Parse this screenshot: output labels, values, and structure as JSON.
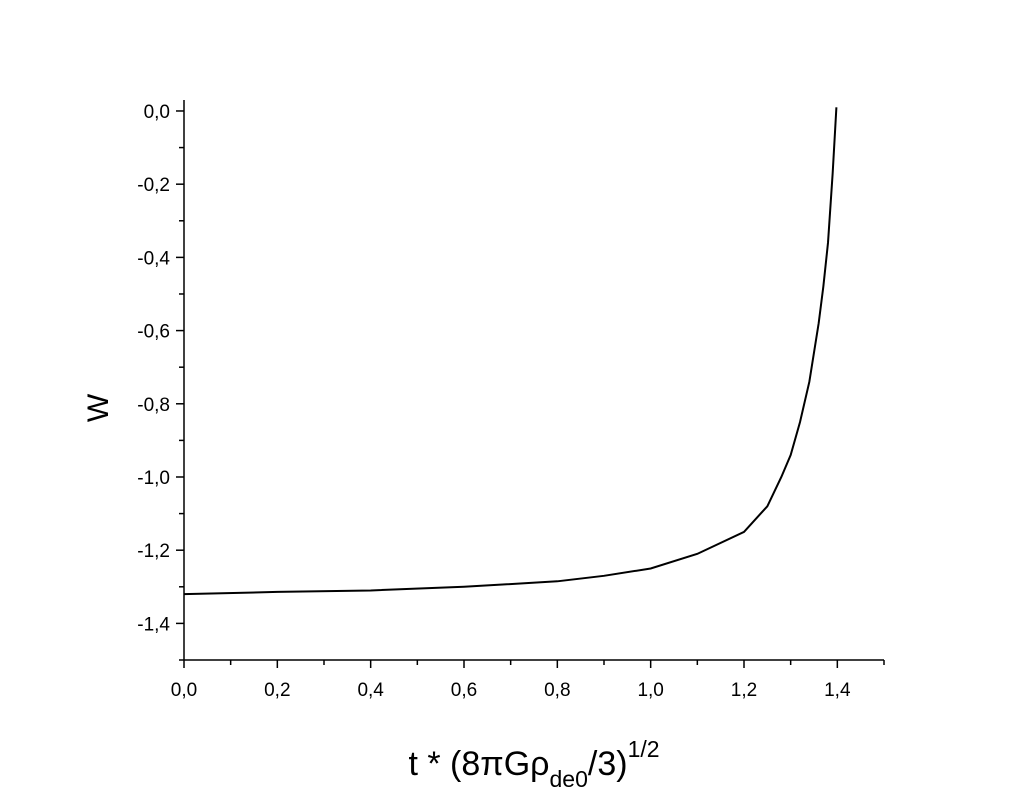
{
  "chart_data": {
    "type": "line",
    "xlabel": {
      "main": "t * (8πGρ",
      "sub": "de0",
      "rest": "/3)",
      "sup": "1/2"
    },
    "ylabel": "W",
    "x": [
      0,
      0.2,
      0.4,
      0.6,
      0.8,
      0.9,
      1.0,
      1.1,
      1.2,
      1.25,
      1.28,
      1.3,
      1.32,
      1.34,
      1.36,
      1.37,
      1.38,
      1.39,
      1.398
    ],
    "series": [
      {
        "color": "#000000",
        "values": [
          -1.32,
          -1.314,
          -1.31,
          -1.3,
          -1.285,
          -1.27,
          -1.25,
          -1.21,
          -1.15,
          -1.08,
          -1.0,
          -0.94,
          -0.85,
          -0.74,
          -0.58,
          -0.48,
          -0.36,
          -0.17,
          0.01
        ]
      }
    ],
    "xlim": [
      0,
      1.5
    ],
    "ylim": [
      -1.5,
      0.03
    ],
    "xticks": [
      {
        "value": 0,
        "label": "0,0"
      },
      {
        "value": 0.2,
        "label": "0,2"
      },
      {
        "value": 0.4,
        "label": "0,4"
      },
      {
        "value": 0.6,
        "label": "0,6"
      },
      {
        "value": 0.8,
        "label": "0,8"
      },
      {
        "value": 1.0,
        "label": "1,0"
      },
      {
        "value": 1.2,
        "label": "1,2"
      },
      {
        "value": 1.4,
        "label": "1,4"
      }
    ],
    "yticks": [
      {
        "value": -1.4,
        "label": "-1,4"
      },
      {
        "value": -1.2,
        "label": "-1,2"
      },
      {
        "value": -1.0,
        "label": "-1,0"
      },
      {
        "value": -0.8,
        "label": "-0,8"
      },
      {
        "value": -0.6,
        "label": "-0,6"
      },
      {
        "value": -0.4,
        "label": "-0,4"
      },
      {
        "value": -0.2,
        "label": "-0,2"
      },
      {
        "value": 0,
        "label": "0,0"
      }
    ],
    "xminorticks": [
      0.1,
      0.3,
      0.5,
      0.7,
      0.9,
      1.1,
      1.3,
      1.5
    ],
    "yminorticks": [
      -1.5,
      -1.3,
      -1.1,
      -0.9,
      -0.7,
      -0.5,
      -0.3,
      -0.1
    ],
    "grid": false
  }
}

# # # # #

* [Requirements] From the records above, copy every line that holds the word "values".

* [Final answer]
Parse this screenshot: output labels, values, and structure as JSON.
        "values": [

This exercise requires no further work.